— SOURCE TEXT —
- - - - -
A Confederate in Congress: The Civil War Treason Trial of Benjamin Gwinn Harris by Joshua E. Kastenberg. McFarland & Company, 2016. Paper, IBSN: 978-1476664897. $35.00.
In the weeks following the chaos of two major Confederate surrenders and the Lincoln assassination, another extraordinary event took place: military authorities arrested Benjamin Gwinn Harris, a Democrat congressman from Maryland, for committing treason. Harris was convicted by a court-martial and sat in prison for several weeks until being released by President Andrew Johnson. This unusual trial forms the climactic event in Joshua E. Kastenberg’s A Confederate in Congress, a book that is part biography and part “holistic legal history” (in the author’s words). Rather than focus on the trial, Kastenberg reconstructs Harris’ life and considers his trial in the context of broader questions about border state loyalty and the limits of public dissent. This task is difficult, for in many ways Harris and his case have disappeared from historical memory.
- - - - -
— EXCERPTED RECORDS —
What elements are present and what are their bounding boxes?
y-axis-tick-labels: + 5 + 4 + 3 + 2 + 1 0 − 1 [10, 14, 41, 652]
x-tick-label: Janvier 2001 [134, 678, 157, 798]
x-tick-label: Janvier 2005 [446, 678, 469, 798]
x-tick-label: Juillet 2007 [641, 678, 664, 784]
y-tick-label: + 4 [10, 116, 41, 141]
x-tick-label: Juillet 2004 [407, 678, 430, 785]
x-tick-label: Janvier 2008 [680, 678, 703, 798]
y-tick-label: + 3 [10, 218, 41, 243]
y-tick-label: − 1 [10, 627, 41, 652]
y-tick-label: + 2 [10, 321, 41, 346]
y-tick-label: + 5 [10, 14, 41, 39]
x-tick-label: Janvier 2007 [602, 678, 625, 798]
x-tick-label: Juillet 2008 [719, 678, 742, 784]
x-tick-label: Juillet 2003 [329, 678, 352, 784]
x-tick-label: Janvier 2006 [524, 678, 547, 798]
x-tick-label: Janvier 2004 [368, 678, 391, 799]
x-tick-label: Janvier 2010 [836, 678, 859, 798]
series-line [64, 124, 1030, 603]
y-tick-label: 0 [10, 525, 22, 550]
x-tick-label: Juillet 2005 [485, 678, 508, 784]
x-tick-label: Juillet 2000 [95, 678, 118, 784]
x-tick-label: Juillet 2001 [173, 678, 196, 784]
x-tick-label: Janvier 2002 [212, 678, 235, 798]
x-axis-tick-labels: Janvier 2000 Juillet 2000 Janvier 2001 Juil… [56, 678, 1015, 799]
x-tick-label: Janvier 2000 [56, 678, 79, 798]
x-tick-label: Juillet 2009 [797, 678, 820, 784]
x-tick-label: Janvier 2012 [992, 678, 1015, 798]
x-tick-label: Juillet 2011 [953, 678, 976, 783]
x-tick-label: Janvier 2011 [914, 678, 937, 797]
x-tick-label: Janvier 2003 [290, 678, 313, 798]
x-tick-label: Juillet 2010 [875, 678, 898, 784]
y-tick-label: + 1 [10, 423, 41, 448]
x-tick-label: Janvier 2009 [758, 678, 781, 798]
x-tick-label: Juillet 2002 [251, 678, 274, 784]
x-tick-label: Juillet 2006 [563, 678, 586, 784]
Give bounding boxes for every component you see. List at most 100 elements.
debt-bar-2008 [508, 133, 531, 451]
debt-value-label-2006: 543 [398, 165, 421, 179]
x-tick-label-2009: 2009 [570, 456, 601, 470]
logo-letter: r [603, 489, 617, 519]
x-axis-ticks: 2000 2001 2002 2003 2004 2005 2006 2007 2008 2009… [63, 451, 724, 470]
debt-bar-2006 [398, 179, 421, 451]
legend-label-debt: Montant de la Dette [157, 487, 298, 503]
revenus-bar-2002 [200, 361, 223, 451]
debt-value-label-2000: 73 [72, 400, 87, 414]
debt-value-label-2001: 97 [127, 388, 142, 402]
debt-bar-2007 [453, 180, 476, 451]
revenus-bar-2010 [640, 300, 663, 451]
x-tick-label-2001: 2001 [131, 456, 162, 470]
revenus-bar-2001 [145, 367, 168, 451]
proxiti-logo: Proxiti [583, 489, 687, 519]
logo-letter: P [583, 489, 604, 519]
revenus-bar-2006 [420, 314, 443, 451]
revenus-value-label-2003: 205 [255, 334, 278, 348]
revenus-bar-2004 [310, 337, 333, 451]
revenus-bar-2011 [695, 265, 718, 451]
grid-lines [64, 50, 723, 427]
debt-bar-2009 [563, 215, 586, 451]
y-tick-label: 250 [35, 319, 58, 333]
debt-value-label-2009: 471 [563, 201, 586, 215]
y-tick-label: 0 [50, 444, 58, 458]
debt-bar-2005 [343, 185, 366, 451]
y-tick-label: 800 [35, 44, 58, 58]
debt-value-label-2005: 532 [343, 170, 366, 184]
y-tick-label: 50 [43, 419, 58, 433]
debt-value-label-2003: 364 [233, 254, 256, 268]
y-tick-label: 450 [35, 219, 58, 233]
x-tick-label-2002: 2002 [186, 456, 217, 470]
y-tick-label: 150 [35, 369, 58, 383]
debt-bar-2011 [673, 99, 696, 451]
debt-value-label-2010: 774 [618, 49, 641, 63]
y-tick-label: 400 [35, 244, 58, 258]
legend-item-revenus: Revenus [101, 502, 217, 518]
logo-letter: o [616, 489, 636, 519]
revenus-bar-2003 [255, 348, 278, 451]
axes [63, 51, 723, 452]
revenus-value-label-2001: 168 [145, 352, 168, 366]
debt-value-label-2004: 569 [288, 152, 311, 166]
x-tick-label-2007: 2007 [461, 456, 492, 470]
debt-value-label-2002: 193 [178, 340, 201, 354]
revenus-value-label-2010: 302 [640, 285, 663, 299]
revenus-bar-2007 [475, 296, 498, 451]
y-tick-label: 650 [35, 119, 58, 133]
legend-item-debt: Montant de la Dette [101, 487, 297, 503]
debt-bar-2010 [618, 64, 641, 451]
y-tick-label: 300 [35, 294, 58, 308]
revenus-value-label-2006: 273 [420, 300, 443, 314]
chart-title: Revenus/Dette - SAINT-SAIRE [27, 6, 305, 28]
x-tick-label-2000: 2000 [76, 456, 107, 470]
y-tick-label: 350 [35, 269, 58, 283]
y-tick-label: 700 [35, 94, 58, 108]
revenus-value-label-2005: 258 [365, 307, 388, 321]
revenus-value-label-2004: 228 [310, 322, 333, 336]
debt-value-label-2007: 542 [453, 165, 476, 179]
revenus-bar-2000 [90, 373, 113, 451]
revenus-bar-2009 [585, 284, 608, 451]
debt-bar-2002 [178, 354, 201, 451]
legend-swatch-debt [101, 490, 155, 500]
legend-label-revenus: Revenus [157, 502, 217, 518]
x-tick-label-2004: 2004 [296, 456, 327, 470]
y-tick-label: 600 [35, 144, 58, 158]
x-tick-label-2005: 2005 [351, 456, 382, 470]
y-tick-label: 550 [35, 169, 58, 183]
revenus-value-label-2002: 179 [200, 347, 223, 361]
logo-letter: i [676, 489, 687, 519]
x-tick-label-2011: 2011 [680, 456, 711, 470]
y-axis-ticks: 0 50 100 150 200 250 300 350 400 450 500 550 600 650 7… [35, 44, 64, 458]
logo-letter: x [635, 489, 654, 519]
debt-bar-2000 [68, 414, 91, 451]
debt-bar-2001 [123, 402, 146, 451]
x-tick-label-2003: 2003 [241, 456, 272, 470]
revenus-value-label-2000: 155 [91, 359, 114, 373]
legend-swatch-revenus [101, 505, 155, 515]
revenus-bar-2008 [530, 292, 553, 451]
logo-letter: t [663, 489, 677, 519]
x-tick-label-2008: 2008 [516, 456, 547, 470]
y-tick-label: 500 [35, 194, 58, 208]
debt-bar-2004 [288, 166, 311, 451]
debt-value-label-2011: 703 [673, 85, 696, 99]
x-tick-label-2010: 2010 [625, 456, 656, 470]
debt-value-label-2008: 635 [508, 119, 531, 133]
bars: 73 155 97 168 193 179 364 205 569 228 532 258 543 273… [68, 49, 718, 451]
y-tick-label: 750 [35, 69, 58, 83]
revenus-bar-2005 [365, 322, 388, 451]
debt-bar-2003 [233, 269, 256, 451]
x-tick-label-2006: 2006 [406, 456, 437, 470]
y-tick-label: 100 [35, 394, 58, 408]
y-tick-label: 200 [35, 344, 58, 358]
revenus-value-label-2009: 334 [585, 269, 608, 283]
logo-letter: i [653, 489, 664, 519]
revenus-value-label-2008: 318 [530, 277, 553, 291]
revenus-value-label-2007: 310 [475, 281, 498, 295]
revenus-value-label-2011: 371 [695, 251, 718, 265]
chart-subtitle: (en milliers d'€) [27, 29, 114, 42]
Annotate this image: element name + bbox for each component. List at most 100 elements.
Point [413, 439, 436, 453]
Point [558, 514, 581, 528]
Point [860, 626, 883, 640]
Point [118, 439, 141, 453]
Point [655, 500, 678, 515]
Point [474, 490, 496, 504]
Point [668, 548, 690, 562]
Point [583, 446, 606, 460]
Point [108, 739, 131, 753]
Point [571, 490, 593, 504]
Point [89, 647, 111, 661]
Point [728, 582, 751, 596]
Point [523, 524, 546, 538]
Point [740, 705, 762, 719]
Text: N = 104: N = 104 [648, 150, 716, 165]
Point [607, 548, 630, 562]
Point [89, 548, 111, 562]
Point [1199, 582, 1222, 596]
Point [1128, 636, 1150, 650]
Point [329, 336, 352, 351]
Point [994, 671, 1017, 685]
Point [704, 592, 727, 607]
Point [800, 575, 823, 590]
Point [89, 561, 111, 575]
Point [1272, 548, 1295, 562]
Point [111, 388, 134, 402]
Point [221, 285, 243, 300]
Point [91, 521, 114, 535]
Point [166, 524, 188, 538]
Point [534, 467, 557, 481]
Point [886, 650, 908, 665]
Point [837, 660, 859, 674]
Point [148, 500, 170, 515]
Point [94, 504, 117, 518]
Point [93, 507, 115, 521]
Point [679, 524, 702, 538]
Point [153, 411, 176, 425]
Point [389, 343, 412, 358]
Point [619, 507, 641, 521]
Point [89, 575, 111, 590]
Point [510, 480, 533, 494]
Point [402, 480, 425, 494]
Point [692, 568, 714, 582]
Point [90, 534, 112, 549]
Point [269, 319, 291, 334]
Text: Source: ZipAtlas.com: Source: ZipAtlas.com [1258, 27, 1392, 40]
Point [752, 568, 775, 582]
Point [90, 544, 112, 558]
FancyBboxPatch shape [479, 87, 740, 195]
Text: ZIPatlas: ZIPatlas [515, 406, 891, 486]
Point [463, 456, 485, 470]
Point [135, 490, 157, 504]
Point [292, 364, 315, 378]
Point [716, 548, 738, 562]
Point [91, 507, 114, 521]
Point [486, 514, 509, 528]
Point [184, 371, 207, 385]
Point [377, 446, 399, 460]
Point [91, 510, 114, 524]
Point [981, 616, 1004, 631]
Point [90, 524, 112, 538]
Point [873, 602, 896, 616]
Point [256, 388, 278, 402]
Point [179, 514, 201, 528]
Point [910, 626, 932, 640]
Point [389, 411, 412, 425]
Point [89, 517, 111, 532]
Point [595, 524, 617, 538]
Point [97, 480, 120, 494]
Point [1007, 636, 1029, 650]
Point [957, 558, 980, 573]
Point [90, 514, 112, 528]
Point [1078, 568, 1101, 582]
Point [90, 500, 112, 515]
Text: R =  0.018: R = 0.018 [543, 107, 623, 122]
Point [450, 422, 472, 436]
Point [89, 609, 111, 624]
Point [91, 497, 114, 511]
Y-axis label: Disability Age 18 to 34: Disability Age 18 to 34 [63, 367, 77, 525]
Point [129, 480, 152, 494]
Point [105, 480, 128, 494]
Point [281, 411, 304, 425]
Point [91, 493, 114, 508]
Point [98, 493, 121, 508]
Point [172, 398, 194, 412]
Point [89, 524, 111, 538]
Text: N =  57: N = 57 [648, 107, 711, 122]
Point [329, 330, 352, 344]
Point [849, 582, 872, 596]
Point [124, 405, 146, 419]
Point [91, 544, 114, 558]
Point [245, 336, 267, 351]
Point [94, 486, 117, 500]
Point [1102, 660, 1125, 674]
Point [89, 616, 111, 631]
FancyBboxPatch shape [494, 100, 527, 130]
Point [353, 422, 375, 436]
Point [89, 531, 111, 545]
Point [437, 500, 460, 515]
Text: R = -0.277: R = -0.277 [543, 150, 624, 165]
- - - - -
— QUESTIONS —
**1.** According to the book review, who released Benjamin Gwinn Harris from prison?
**2.** Continue the book review of A Confederate in Congress from the point where it stops.

— ANSWERS TO EACH TASK —
**1.** President Andrew Johnson released him.

**2.**
One reason that Harris’ case has received little attention is the relative dearth of sources documenting his life. Kastenberg notes that, for someone of his stature, Harris’ personal collections are relatively small. Still, Kastenberg has to build a larger narrative, which he attempts by trying to locate Harris in the broader histories of Maryland politics during the war and antiwar politics across the Union. His section on Maryland in particular lends itself nicely to useful parallels with other border states like Kentucky and Missouri. While Harris’ eventual support for secession is out of step with all except the most radical of southern sympathizers in the North, Kastenberg does show that Harris remained an effective representative of the voters in Maryland’s Fifth District, especially in his support for both slavery and religious freedom for Catholic immigrants.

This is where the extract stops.